• SET TASK
Reproduce all records exactly.

Dataset rows
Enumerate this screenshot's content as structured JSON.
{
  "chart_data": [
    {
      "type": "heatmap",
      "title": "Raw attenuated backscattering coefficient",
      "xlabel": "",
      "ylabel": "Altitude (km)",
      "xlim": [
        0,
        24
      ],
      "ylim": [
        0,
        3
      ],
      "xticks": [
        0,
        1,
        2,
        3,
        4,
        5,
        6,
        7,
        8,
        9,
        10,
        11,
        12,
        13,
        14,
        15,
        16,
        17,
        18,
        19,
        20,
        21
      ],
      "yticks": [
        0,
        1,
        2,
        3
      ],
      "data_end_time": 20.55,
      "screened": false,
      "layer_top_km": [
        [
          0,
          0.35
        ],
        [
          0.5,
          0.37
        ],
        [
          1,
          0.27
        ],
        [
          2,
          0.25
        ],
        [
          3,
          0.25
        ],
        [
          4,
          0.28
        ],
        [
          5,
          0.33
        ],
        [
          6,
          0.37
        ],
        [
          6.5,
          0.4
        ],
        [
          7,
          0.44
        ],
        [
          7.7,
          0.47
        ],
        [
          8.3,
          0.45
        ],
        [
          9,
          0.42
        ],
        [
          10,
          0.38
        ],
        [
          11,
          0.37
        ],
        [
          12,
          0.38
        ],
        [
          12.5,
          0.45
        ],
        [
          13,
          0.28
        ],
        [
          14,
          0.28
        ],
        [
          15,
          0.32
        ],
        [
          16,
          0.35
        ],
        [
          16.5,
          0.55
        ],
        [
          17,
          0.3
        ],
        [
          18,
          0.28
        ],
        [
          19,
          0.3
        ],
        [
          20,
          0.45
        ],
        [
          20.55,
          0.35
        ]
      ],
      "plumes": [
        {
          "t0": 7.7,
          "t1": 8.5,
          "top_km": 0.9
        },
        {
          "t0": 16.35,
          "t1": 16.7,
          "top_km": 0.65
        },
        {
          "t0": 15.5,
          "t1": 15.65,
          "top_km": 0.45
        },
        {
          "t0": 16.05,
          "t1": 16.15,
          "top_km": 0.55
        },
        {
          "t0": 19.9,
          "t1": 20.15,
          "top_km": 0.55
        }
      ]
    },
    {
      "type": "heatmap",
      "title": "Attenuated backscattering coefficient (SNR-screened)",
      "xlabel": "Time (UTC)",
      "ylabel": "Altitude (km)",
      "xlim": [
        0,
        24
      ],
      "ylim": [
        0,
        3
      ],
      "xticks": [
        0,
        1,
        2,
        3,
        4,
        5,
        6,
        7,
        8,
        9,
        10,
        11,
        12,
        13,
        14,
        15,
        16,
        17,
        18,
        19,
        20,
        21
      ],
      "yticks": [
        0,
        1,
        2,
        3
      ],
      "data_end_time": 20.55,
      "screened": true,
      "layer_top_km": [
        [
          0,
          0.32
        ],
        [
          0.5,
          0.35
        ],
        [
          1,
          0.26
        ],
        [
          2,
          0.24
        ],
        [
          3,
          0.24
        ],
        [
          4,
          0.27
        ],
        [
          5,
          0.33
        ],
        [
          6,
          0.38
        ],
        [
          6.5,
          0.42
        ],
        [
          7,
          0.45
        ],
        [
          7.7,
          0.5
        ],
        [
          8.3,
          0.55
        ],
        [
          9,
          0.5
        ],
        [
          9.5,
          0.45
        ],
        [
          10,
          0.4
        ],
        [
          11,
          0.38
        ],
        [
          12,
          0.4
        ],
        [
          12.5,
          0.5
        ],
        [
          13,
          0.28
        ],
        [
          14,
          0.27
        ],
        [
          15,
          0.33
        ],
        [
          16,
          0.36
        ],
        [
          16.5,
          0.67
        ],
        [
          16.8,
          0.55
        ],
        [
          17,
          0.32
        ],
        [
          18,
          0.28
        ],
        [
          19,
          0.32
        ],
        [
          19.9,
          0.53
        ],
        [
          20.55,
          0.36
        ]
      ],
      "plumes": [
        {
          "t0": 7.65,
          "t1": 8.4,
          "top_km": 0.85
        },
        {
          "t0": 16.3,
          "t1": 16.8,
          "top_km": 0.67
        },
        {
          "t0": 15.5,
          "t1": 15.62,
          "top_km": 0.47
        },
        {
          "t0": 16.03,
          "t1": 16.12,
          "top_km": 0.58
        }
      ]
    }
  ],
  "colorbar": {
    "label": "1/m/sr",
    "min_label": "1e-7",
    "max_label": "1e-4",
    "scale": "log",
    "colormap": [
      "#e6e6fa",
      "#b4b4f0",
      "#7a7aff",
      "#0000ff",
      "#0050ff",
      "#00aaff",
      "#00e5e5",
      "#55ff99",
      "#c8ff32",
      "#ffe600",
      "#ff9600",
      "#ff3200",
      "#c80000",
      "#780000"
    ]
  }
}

• OUTPUT FOR THIS EXERCISE
Enumerate this screenshot's content as structured JSON.
{
  "chart_data": [
    {
      "type": "heatmap",
      "title": "Raw attenuated backscattering coefficient",
      "xlabel": "",
      "ylabel": "Altitude (km)",
      "xlim": [
        0,
        24
      ],
      "ylim": [
        0,
        3
      ],
      "xticks": [
        0,
        1,
        2,
        3,
        4,
        5,
        6,
        7,
        8,
        9,
        10,
        11,
        12,
        13,
        14,
        15,
        16,
        17,
        18,
        19,
        20,
        21
      ],
      "yticks": [
        0,
        1,
        2,
        3
      ],
      "data_end_time": 20.55,
      "screened": false,
      "layer_top_km": [
        [
          0,
          0.35
        ],
        [
          0.5,
          0.37
        ],
        [
          1,
          0.27
        ],
        [
          2,
          0.25
        ],
        [
          3,
          0.25
        ],
        [
          4,
          0.28
        ],
        [
          5,
          0.33
        ],
        [
          6,
          0.37
        ],
        [
          6.5,
          0.4
        ],
        [
          7,
          0.44
        ],
        [
          7.7,
          0.47
        ],
        [
          8.3,
          0.45
        ],
        [
          9,
          0.42
        ],
        [
          10,
          0.38
        ],
        [
          11,
          0.37
        ],
        [
          12,
          0.38
        ],
        [
          12.5,
          0.45
        ],
        [
          13,
          0.28
        ],
        [
          14,
          0.28
        ],
        [
          15,
          0.32
        ],
        [
          16,
          0.35
        ],
        [
          16.5,
          0.55
        ],
        [
          17,
          0.3
        ],
        [
          18,
          0.28
        ],
        [
          19,
          0.3
        ],
        [
          20,
          0.45
        ],
        [
          20.55,
          0.35
        ]
      ],
      "plumes": [
        {
          "t0": 7.7,
          "t1": 8.5,
          "top_km": 0.9
        },
        {
          "t0": 16.35,
          "t1": 16.7,
          "top_km": 0.65
        },
        {
          "t0": 15.5,
          "t1": 15.65,
          "top_km": 0.45
        },
        {
          "t0": 16.05,
          "t1": 16.15,
          "top_km": 0.55
        },
        {
          "t0": 19.9,
          "t1": 20.15,
          "top_km": 0.55
        }
      ]
    },
    {
      "type": "heatmap",
      "title": "Attenuated backscattering coefficient (SNR-screened)",
      "xlabel": "Time (UTC)",
      "ylabel": "Altitude (km)",
      "xlim": [
        0,
        24
      ],
      "ylim": [
        0,
        3
      ],
      "xticks": [
        0,
        1,
        2,
        3,
        4,
        5,
        6,
        7,
        8,
        9,
        10,
        11,
        12,
        13,
        14,
        15,
        16,
        17,
        18,
        19,
        20,
        21
      ],
      "yticks": [
        0,
        1,
        2,
        3
      ],
      "data_end_time": 20.55,
      "screened": true,
      "layer_top_km": [
        [
          0,
          0.32
        ],
        [
          0.5,
          0.35
        ],
        [
          1,
          0.26
        ],
        [
          2,
          0.24
        ],
        [
          3,
          0.24
        ],
        [
          4,
          0.27
        ],
        [
          5,
          0.33
        ],
        [
          6,
          0.38
        ],
        [
          6.5,
          0.42
        ],
        [
          7,
          0.45
        ],
        [
          7.7,
          0.5
        ],
        [
          8.3,
          0.55
        ],
        [
          9,
          0.5
        ],
        [
          9.5,
          0.45
        ],
        [
          10,
          0.4
        ],
        [
          11,
          0.38
        ],
        [
          12,
          0.4
        ],
        [
          12.5,
          0.5
        ],
        [
          13,
          0.28
        ],
        [
          14,
          0.27
        ],
        [
          15,
          0.33
        ],
        [
          16,
          0.36
        ],
        [
          16.5,
          0.67
        ],
        [
          16.8,
          0.55
        ],
        [
          17,
          0.32
        ],
        [
          18,
          0.28
        ],
        [
          19,
          0.32
        ],
        [
          19.9,
          0.53
        ],
        [
          20.55,
          0.36
        ]
      ],
      "plumes": [
        {
          "t0": 7.65,
          "t1": 8.4,
          "top_km": 0.85
        },
        {
          "t0": 16.3,
          "t1": 16.8,
          "top_km": 0.67
        },
        {
          "t0": 15.5,
          "t1": 15.62,
          "top_km": 0.47
        },
        {
          "t0": 16.03,
          "t1": 16.12,
          "top_km": 0.58
        }
      ]
    }
  ],
  "colorbar": {
    "label": "1/m/sr",
    "min_label": "1e-7",
    "max_label": "1e-4",
    "scale": "log",
    "colormap": [
      "#e6e6fa",
      "#b4b4f0",
      "#7a7aff",
      "#0000ff",
      "#0050ff",
      "#00aaff",
      "#00e5e5",
      "#55ff99",
      "#c8ff32",
      "#ffe600",
      "#ff9600",
      "#ff3200",
      "#c80000",
      "#780000"
    ]
  }
}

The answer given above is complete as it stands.